* **Task objective**
Set down the whole listing verbatim.

* **Data for the task**
────
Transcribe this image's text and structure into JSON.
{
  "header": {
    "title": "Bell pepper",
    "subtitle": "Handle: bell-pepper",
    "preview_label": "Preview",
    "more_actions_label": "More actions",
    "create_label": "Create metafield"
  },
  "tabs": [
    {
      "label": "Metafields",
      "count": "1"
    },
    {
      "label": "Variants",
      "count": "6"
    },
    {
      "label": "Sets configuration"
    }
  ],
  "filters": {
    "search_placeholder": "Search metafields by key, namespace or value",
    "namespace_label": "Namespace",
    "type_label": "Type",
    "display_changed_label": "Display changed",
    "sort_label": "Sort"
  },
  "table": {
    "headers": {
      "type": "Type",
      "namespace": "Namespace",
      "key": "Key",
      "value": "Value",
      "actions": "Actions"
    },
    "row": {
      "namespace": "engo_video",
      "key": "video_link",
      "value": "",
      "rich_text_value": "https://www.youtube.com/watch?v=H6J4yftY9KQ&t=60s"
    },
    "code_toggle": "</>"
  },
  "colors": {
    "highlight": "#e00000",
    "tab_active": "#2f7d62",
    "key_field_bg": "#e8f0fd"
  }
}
────
* **Answer to this problem**
Transcribe this image's text and structure into JSON.
{
  "header": {
    "title": "Bell pepper",
    "subtitle": "Handle: bell-pepper",
    "preview_label": "Preview",
    "more_actions_label": "More actions",
    "create_label": "Create metafield"
  },
  "tabs": [
    {
      "label": "Metafields",
      "count": "1"
    },
    {
      "label": "Variants",
      "count": "6"
    },
    {
      "label": "Sets configuration"
    }
  ],
  "filters": {
    "search_placeholder": "Search metafields by key, namespace or value",
    "namespace_label": "Namespace",
    "type_label": "Type",
    "display_changed_label": "Display changed",
    "sort_label": "Sort"
  },
  "table": {
    "headers": {
      "type": "Type",
      "namespace": "Namespace",
      "key": "Key",
      "value": "Value",
      "actions": "Actions"
    },
    "row": {
      "namespace": "engo_video",
      "key": "video_link",
      "value": "",
      "rich_text_value": "https://www.youtube.com/watch?v=H6J4yftY9KQ&t=60s"
    },
    "code_toggle": "</>"
  },
  "colors": {
    "highlight": "#e00000",
    "tab_active": "#2f7d62",
    "key_field_bg": "#e8f0fd"
  }
}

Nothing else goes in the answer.